TASK INPUTS:
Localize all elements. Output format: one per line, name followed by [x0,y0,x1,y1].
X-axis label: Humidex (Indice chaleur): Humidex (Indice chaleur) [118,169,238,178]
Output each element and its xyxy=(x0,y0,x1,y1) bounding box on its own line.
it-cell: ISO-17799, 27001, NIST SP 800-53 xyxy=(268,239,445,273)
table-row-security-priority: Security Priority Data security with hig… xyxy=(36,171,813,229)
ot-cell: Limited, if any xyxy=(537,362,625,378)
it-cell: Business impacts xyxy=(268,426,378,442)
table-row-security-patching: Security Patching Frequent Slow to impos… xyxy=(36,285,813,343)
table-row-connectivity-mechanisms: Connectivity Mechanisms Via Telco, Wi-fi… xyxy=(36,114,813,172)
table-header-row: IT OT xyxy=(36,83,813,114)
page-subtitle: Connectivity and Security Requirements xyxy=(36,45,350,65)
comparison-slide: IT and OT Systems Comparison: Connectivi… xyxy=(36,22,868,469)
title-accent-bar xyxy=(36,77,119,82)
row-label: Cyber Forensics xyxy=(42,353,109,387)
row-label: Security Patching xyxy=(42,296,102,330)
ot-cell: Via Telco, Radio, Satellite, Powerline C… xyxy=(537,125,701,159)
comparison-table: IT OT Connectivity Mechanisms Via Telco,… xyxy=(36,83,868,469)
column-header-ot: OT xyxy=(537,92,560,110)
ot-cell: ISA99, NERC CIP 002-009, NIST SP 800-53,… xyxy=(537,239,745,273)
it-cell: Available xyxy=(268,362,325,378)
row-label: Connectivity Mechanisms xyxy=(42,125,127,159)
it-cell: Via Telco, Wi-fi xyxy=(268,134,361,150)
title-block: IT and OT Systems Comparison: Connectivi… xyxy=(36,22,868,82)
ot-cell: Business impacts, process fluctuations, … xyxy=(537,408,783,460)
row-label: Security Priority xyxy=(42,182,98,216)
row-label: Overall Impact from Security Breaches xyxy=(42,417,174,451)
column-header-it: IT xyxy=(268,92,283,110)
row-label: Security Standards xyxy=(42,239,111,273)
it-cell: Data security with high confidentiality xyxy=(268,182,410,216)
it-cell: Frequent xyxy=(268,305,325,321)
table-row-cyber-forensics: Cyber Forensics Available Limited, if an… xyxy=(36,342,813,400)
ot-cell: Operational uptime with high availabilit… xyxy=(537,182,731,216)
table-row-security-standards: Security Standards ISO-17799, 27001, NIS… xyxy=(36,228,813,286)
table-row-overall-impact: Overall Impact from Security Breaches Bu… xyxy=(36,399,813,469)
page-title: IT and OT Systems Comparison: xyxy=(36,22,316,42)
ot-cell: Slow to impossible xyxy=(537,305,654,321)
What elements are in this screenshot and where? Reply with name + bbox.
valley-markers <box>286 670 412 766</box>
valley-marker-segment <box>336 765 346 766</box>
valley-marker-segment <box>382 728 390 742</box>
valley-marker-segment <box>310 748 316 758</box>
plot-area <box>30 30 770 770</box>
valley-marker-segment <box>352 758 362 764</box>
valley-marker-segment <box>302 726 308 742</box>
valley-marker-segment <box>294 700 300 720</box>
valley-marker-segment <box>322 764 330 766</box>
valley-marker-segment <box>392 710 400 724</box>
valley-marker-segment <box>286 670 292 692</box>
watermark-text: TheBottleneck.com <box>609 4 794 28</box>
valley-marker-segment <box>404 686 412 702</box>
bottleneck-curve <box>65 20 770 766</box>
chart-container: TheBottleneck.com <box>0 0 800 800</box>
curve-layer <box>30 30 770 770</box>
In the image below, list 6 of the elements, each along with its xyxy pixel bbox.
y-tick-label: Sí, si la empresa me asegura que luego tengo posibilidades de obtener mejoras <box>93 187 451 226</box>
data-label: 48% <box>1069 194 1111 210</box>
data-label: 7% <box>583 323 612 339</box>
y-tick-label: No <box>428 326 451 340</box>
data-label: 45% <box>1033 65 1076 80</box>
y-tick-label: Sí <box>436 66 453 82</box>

WORK TO COMPLETE: Copy every one of the records above line for line, changing no character.

COMPLETE RESPONSE:
Localize all elements. Output format: one per line, name followed by [x0,y0,x1,y1].
X-axis label: Humidex (Indice chaleur): Humidex (Indice chaleur) [118,169,238,178]
Output each element and its xyxy=(x0,y0,x1,y1) bounding box on its own line.
it-cell: ISO-17799, 27001, NIST SP 800-53 xyxy=(268,239,445,273)
table-row-security-priority: Security Priority Data security with hig… xyxy=(36,171,813,229)
ot-cell: Limited, if any xyxy=(537,362,625,378)
it-cell: Business impacts xyxy=(268,426,378,442)
table-row-security-patching: Security Patching Frequent Slow to impos… xyxy=(36,285,813,343)
table-row-connectivity-mechanisms: Connectivity Mechanisms Via Telco, Wi-fi… xyxy=(36,114,813,172)
table-header-row: IT OT xyxy=(36,83,813,114)
page-subtitle: Connectivity and Security Requirements xyxy=(36,45,350,65)
comparison-slide: IT and OT Systems Comparison: Connectivi… xyxy=(36,22,868,469)
title-accent-bar xyxy=(36,77,119,82)
row-label: Cyber Forensics xyxy=(42,353,109,387)
row-label: Security Patching xyxy=(42,296,102,330)
ot-cell: Via Telco, Radio, Satellite, Powerline C… xyxy=(537,125,701,159)
comparison-table: IT OT Connectivity Mechanisms Via Telco,… xyxy=(36,83,868,469)
column-header-ot: OT xyxy=(537,92,560,110)
ot-cell: ISA99, NERC CIP 002-009, NIST SP 800-53,… xyxy=(537,239,745,273)
it-cell: Available xyxy=(268,362,325,378)
row-label: Connectivity Mechanisms xyxy=(42,125,127,159)
it-cell: Via Telco, Wi-fi xyxy=(268,134,361,150)
title-block: IT and OT Systems Comparison: Connectivi… xyxy=(36,22,868,82)
ot-cell: Business impacts, process fluctuations, … xyxy=(537,408,783,460)
row-label: Security Priority xyxy=(42,182,98,216)
row-label: Overall Impact from Security Breaches xyxy=(42,417,174,451)
column-header-it: IT xyxy=(268,92,283,110)
row-label: Security Standards xyxy=(42,239,111,273)
it-cell: Data security with high confidentiality xyxy=(268,182,410,216)
it-cell: Frequent xyxy=(268,305,325,321)
table-row-cyber-forensics: Cyber Forensics Available Limited, if an… xyxy=(36,342,813,400)
ot-cell: Operational uptime with high availabilit… xyxy=(537,182,731,216)
table-row-security-standards: Security Standards ISO-17799, 27001, NIS… xyxy=(36,228,813,286)
table-row-overall-impact: Overall Impact from Security Breaches Bu… xyxy=(36,399,813,469)
page-title: IT and OT Systems Comparison: xyxy=(36,22,316,42)
ot-cell: Slow to impossible xyxy=(537,305,654,321)
What elements are in this screenshot and where? Reply with name + bbox.
valley-markers <box>286 670 412 766</box>
valley-marker-segment <box>336 765 346 766</box>
valley-marker-segment <box>382 728 390 742</box>
valley-marker-segment <box>310 748 316 758</box>
plot-area <box>30 30 770 770</box>
valley-marker-segment <box>352 758 362 764</box>
valley-marker-segment <box>302 726 308 742</box>
valley-marker-segment <box>294 700 300 720</box>
valley-marker-segment <box>322 764 330 766</box>
valley-marker-segment <box>392 710 400 724</box>
valley-marker-segment <box>286 670 292 692</box>
watermark-text: TheBottleneck.com <box>609 4 794 28</box>
valley-marker-segment <box>404 686 412 702</box>
bottleneck-curve <box>65 20 770 766</box>
chart-container: TheBottleneck.com <box>0 0 800 800</box>
curve-layer <box>30 30 770 770</box>
In the image below, list 6 of the elements, each along with its xyxy pixel bbox.
y-tick-label: Sí, si la empresa me asegura que luego tengo posibilidades de obtener mejoras <box>93 187 451 226</box>
data-label: 48% <box>1069 194 1111 210</box>
data-label: 7% <box>583 323 612 339</box>
y-tick-label: No <box>428 326 451 340</box>
data-label: 45% <box>1033 65 1076 80</box>
y-tick-label: Sí <box>436 66 453 82</box>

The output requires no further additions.